Listed records:
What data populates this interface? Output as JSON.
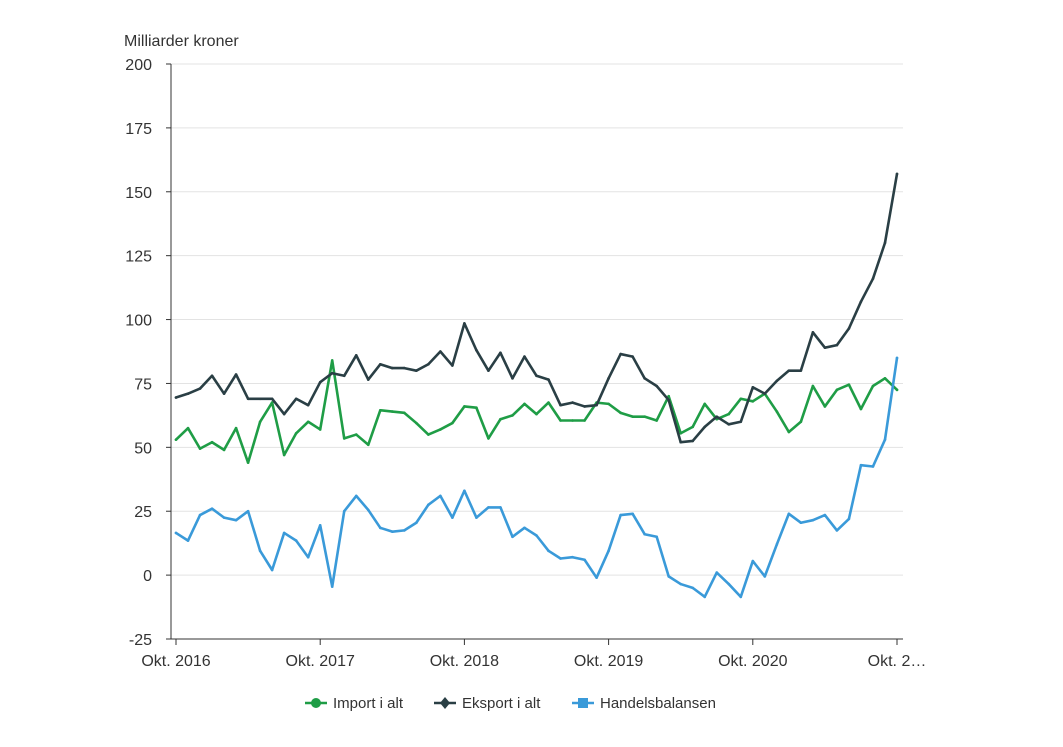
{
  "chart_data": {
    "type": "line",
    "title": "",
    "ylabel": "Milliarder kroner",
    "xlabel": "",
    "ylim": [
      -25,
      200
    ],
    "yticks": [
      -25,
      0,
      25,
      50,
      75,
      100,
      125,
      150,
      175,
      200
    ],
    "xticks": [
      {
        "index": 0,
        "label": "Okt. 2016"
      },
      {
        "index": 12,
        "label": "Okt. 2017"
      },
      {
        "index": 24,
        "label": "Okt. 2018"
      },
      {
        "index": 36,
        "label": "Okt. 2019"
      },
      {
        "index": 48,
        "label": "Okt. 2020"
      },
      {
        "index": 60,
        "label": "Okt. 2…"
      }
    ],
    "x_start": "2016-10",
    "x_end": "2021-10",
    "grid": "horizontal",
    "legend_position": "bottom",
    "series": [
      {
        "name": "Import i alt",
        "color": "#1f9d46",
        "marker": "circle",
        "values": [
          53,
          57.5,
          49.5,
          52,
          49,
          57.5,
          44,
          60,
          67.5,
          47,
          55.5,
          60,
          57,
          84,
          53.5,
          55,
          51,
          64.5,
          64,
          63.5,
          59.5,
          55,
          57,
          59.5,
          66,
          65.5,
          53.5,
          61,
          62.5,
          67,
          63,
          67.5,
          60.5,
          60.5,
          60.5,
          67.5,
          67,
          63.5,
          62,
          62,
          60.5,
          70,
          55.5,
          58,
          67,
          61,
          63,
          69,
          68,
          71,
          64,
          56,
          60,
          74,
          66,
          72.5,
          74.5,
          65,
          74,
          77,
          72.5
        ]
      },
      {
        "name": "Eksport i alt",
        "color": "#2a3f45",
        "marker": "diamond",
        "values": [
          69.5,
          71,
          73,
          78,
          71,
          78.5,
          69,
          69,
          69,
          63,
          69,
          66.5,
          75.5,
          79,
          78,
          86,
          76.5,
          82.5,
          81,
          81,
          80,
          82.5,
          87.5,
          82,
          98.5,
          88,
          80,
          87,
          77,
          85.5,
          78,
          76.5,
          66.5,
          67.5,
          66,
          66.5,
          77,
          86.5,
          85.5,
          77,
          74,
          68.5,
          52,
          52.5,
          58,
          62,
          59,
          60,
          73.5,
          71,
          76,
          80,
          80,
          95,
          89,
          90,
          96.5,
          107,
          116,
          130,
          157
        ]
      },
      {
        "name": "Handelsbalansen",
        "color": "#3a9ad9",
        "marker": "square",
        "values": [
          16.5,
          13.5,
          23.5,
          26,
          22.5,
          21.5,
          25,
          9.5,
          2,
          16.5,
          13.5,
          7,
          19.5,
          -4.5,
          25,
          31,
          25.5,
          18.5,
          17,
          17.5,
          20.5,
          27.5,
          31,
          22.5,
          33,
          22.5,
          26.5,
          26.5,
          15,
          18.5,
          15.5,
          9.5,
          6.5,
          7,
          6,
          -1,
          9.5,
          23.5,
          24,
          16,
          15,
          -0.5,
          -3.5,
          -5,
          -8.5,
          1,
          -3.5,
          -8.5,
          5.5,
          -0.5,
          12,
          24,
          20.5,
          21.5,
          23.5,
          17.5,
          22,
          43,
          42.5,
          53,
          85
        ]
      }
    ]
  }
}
...
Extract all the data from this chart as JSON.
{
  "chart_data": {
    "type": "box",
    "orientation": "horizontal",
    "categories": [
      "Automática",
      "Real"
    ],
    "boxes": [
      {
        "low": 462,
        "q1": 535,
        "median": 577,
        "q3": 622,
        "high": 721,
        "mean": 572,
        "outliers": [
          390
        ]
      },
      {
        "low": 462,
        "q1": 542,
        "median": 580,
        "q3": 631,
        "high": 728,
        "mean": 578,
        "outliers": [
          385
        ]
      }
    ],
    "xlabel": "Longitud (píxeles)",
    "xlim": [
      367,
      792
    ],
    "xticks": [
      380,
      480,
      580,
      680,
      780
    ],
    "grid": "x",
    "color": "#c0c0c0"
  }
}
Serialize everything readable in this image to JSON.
---
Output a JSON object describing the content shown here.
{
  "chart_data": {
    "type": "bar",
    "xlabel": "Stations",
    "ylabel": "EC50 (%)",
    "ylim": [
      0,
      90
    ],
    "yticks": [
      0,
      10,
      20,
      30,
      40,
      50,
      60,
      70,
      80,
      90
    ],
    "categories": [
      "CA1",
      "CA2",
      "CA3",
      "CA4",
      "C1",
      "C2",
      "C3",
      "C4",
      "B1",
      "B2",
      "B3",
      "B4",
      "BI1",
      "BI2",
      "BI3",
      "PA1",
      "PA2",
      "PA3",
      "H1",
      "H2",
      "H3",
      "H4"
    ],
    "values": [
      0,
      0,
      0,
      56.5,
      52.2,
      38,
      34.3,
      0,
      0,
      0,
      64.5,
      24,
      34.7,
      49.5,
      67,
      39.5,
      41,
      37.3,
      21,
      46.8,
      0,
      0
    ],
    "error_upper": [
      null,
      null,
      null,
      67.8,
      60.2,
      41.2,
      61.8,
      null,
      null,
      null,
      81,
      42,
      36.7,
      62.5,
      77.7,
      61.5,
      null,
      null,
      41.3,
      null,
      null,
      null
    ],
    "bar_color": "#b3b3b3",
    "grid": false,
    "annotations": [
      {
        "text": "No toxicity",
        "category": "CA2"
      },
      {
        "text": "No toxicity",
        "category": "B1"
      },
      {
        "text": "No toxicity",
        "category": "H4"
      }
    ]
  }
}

Your objective: Look through the data above. Each line containing the word "ylabel" needs to be copied.

Output for this exercise:
    "ylabel": "Milliarder kroner",
    "ylabel": "EC50 (%)",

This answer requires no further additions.